## Collected data
• • •

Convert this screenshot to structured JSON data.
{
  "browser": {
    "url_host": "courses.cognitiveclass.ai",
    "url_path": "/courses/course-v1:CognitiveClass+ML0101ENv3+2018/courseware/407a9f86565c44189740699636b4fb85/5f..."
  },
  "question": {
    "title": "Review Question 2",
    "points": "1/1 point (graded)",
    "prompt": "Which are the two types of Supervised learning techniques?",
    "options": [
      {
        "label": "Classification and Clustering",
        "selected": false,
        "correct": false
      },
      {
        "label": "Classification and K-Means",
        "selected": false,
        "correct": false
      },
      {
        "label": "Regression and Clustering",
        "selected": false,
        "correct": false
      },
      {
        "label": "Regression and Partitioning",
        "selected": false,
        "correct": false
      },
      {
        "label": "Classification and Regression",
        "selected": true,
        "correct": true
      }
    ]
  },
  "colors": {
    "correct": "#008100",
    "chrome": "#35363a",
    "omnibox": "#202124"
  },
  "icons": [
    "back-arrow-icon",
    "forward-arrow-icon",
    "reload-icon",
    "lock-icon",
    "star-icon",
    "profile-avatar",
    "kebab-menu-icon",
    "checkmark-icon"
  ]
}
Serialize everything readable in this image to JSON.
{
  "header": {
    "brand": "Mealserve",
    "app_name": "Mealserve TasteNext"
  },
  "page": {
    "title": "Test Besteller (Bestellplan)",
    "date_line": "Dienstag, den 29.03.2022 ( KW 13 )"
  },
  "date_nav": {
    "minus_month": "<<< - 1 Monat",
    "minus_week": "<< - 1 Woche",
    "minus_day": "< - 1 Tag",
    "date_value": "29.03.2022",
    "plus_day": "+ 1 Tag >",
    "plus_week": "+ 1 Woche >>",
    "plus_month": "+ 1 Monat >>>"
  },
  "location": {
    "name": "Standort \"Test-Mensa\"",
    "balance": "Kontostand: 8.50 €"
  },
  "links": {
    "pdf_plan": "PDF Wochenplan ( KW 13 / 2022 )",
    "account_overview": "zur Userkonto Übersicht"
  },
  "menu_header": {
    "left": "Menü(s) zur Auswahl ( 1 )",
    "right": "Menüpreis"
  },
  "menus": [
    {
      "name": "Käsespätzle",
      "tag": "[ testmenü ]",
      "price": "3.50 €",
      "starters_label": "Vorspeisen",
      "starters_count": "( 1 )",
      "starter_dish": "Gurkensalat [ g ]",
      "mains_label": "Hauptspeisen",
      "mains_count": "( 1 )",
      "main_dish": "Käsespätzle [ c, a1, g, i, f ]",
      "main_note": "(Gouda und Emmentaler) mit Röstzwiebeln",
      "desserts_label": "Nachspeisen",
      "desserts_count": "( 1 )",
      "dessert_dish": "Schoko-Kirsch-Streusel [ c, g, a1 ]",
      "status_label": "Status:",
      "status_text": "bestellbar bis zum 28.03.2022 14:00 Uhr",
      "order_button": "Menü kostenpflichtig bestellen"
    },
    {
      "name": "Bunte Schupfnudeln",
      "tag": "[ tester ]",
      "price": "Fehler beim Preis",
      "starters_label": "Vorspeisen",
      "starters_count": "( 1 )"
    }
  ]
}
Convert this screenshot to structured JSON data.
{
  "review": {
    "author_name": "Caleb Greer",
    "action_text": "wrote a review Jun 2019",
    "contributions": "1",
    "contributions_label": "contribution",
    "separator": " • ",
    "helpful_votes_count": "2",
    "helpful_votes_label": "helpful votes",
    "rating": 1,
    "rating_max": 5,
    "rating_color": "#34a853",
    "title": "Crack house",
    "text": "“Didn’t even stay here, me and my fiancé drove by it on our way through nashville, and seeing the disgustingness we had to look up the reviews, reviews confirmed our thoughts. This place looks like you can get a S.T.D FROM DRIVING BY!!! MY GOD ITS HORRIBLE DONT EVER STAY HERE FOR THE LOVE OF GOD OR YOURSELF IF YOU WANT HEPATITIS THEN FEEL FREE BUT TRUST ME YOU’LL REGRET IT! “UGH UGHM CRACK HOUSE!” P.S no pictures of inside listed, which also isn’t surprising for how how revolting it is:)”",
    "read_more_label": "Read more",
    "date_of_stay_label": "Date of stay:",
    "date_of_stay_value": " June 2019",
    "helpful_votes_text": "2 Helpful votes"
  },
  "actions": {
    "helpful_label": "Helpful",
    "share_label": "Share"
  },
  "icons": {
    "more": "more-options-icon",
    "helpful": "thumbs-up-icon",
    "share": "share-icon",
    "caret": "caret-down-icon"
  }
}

• • •

## WRITTEN PROBLEM
Write the listing out again, exactly as shown above.

## RESULT OF THIS EXERCISE
Convert this screenshot to structured JSON data.
{
  "browser": {
    "url_host": "courses.cognitiveclass.ai",
    "url_path": "/courses/course-v1:CognitiveClass+ML0101ENv3+2018/courseware/407a9f86565c44189740699636b4fb85/5f..."
  },
  "question": {
    "title": "Review Question 2",
    "points": "1/1 point (graded)",
    "prompt": "Which are the two types of Supervised learning techniques?",
    "options": [
      {
        "label": "Classification and Clustering",
        "selected": false,
        "correct": false
      },
      {
        "label": "Classification and K-Means",
        "selected": false,
        "correct": false
      },
      {
        "label": "Regression and Clustering",
        "selected": false,
        "correct": false
      },
      {
        "label": "Regression and Partitioning",
        "selected": false,
        "correct": false
      },
      {
        "label": "Classification and Regression",
        "selected": true,
        "correct": true
      }
    ]
  },
  "colors": {
    "correct": "#008100",
    "chrome": "#35363a",
    "omnibox": "#202124"
  },
  "icons": [
    "back-arrow-icon",
    "forward-arrow-icon",
    "reload-icon",
    "lock-icon",
    "star-icon",
    "profile-avatar",
    "kebab-menu-icon",
    "checkmark-icon"
  ]
}
Serialize everything readable in this image to JSON.
{
  "header": {
    "brand": "Mealserve",
    "app_name": "Mealserve TasteNext"
  },
  "page": {
    "title": "Test Besteller (Bestellplan)",
    "date_line": "Dienstag, den 29.03.2022 ( KW 13 )"
  },
  "date_nav": {
    "minus_month": "<<< - 1 Monat",
    "minus_week": "<< - 1 Woche",
    "minus_day": "< - 1 Tag",
    "date_value": "29.03.2022",
    "plus_day": "+ 1 Tag >",
    "plus_week": "+ 1 Woche >>",
    "plus_month": "+ 1 Monat >>>"
  },
  "location": {
    "name": "Standort \"Test-Mensa\"",
    "balance": "Kontostand: 8.50 €"
  },
  "links": {
    "pdf_plan": "PDF Wochenplan ( KW 13 / 2022 )",
    "account_overview": "zur Userkonto Übersicht"
  },
  "menu_header": {
    "left": "Menü(s) zur Auswahl ( 1 )",
    "right": "Menüpreis"
  },
  "menus": [
    {
      "name": "Käsespätzle",
      "tag": "[ testmenü ]",
      "price": "3.50 €",
      "starters_label": "Vorspeisen",
      "starters_count": "( 1 )",
      "starter_dish": "Gurkensalat [ g ]",
      "mains_label": "Hauptspeisen",
      "mains_count": "( 1 )",
      "main_dish": "Käsespätzle [ c, a1, g, i, f ]",
      "main_note": "(Gouda und Emmentaler) mit Röstzwiebeln",
      "desserts_label": "Nachspeisen",
      "desserts_count": "( 1 )",
      "dessert_dish": "Schoko-Kirsch-Streusel [ c, g, a1 ]",
      "status_label": "Status:",
      "status_text": "bestellbar bis zum 28.03.2022 14:00 Uhr",
      "order_button": "Menü kostenpflichtig bestellen"
    },
    {
      "name": "Bunte Schupfnudeln",
      "tag": "[ tester ]",
      "price": "Fehler beim Preis",
      "starters_label": "Vorspeisen",
      "starters_count": "( 1 )"
    }
  ]
}
Convert this screenshot to structured JSON data.
{
  "review": {
    "author_name": "Caleb Greer",
    "action_text": "wrote a review Jun 2019",
    "contributions": "1",
    "contributions_label": "contribution",
    "separator": " • ",
    "helpful_votes_count": "2",
    "helpful_votes_label": "helpful votes",
    "rating": 1,
    "rating_max": 5,
    "rating_color": "#34a853",
    "title": "Crack house",
    "text": "“Didn’t even stay here, me and my fiancé drove by it on our way through nashville, and seeing the disgustingness we had to look up the reviews, reviews confirmed our thoughts. This place looks like you can get a S.T.D FROM DRIVING BY!!! MY GOD ITS HORRIBLE DONT EVER STAY HERE FOR THE LOVE OF GOD OR YOURSELF IF YOU WANT HEPATITIS THEN FEEL FREE BUT TRUST ME YOU’LL REGRET IT! “UGH UGHM CRACK HOUSE!” P.S no pictures of inside listed, which also isn’t surprising for how how revolting it is:)”",
    "read_more_label": "Read more",
    "date_of_stay_label": "Date of stay:",
    "date_of_stay_value": " June 2019",
    "helpful_votes_text": "2 Helpful votes"
  },
  "actions": {
    "helpful_label": "Helpful",
    "share_label": "Share"
  },
  "icons": {
    "more": "more-options-icon",
    "helpful": "thumbs-up-icon",
    "share": "share-icon",
    "caret": "caret-down-icon"
  }
}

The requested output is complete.